Retoma la noticia sobre la intoxicación en la piscina de un gimnasio de San Pablo y continúala a partir de su última oración.

§ **FRAGMENTO CITADO**:
*****

Una mujer de 27 años murió y al menos otras cuatro personas resultaron hospitalizadas el sábado 7 de febrero, en un gimnasio de la ciudad de San Pablo, Brasil, tras una clase de natación, debido a una posible intoxicación por productos químicos utilizados en la piscina, según informó la Policía Civil de San Pablo.
La víctima fatal fue identificada como Juliana Faustino Bassetto, docente, quien participaba de la clase junto a su esposo, Vinicius Oliveira. Durante la actividad, varios asistentes comenzaron a percibir un olor fuerte y un sabor químico intenso en el agua, de acuerdo con testimonios recogidos por las autoridades.
Minutos después, algunos alumnos presentaron ardor en ojos y garganta, dificultad para respirar, náuseas y vómitos. Juliana fue trasladada de urgencia a un hospital, donde sufrió un paro cardiorrespiratorio y murió, mientras que su esposo permanece internado en estado grave en una unidad de cuidados intensivos.
Entre los afectados también se encuentra un adolescente de 14 años, quien debió recibir asistencia mecánica respiratoria, así como otros dos adultos que fueron hospitalizados por síntomas compatibles con intoxicación. Según el último reporte policial, dos de las víctimas ya fueron dadas de alta.
Hipótesis de la investigación
La principal hipótesis que manejan los investigadores apunta a una mezcla inadecuada o dosificación incorrecta de productos químicos utilizados para el tratamiento del agua de la piscina. Esta situación habría generado la liberación de gases tóxicos en un ambiente cerrado, provocando la inhalación por parte de los asistentes.

*****

§ **ENTRADAS MOSTRADAS**:
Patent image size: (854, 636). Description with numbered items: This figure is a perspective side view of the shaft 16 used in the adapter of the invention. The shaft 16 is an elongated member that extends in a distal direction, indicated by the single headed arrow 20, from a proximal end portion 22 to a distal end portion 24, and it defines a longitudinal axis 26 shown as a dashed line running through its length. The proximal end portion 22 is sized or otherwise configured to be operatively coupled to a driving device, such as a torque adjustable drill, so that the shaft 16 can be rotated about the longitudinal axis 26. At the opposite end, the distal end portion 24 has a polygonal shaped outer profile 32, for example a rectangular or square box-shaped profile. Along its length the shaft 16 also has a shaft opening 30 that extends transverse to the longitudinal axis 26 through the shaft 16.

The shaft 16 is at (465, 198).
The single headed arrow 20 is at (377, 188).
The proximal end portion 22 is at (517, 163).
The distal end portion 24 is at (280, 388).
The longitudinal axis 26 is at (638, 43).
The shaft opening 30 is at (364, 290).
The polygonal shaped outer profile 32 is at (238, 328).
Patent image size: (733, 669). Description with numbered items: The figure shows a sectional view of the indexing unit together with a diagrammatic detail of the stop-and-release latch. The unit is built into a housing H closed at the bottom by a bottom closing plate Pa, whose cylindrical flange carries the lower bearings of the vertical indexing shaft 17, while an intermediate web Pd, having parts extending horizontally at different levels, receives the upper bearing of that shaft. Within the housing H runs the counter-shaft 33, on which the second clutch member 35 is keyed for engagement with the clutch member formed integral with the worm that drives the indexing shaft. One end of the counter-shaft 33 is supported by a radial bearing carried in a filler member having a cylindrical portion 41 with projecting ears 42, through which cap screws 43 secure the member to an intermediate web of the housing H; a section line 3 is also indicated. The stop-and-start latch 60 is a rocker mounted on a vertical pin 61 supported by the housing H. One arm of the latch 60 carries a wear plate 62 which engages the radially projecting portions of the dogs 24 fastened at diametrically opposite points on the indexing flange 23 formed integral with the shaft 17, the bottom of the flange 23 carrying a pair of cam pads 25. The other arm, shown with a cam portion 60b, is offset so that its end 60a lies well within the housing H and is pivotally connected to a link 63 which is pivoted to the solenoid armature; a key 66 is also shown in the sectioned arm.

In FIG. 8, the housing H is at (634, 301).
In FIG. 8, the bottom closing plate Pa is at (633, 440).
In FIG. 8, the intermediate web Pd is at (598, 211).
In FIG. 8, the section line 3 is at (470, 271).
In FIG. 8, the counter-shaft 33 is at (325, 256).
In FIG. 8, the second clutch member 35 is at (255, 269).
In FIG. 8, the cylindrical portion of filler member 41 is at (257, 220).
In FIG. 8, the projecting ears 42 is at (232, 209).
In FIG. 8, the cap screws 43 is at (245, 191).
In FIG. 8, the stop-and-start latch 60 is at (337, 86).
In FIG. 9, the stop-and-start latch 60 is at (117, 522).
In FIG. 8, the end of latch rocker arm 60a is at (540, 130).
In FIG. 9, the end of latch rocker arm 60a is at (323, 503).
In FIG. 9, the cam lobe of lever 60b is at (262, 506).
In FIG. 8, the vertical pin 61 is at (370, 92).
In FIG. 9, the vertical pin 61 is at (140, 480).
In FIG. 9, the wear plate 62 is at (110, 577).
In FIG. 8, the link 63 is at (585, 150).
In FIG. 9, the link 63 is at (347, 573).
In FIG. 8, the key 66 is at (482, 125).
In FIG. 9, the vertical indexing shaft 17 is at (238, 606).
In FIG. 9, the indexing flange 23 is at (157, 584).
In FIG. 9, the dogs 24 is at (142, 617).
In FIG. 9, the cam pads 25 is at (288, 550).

*****

§ **RESPUESTA AL EJERCICIO**:
Cámaras de seguridad del establecimiento registraron a un empleado manipulando productos químicos dentro del área de la piscina mientras los alumnos se encontraban en el agua. Otra grabación muestra el momento en que Juliana comenzó a descomponerse en el hall de ingreso del gimnasio, con evidentes dificultades para respirar.
Según la Policía Civil, el trabajador habría dejado preparada la mezcla cerca de la piscina, con la intención de aplicarla una vez finalizada la clase. Sin embargo, los gases se habrían dispersado antes, afectando a los presentes.
Intervención policial y situación legal
El caso es investigado por el 42° Distrito Policial de San Pablo como muerte sospechosa y atentado contra la salud pública. En el lugar, los agentes secuestraron muestras de agua de la piscina y un balde con una sustancia química, que serán sometidos a peritajes para determinar su composición y nivel de toxicidad.
De acuerdo con las primeras informaciones, el mantenimiento de la piscina no estaba a cargo de un técnico especializado, sino de un empleado con otras funciones, un elemento considerado clave para establecer eventuales responsabilidades penales.
Clausura del gimnasio e irregularidades
Tras el incidente, la Subprefectura de Vila Prudente ordenó la clausura del gimnasio debido a irregularidades documentales y de seguridad. Las autoridades señalaron que el establecimiento no contaba con licencia de funcionamiento y presentaba deficiencias en sus instalaciones.
La empresa responsable del gimnasio emitió un comunicado expresando su pesar y asegurando que colabora con la investigación. No obstante, familiares de la víctima manifestaron cuestionamientos sobre posibles negligencias en los protocolos de seguridad y en la atención brindada durante la emergencia.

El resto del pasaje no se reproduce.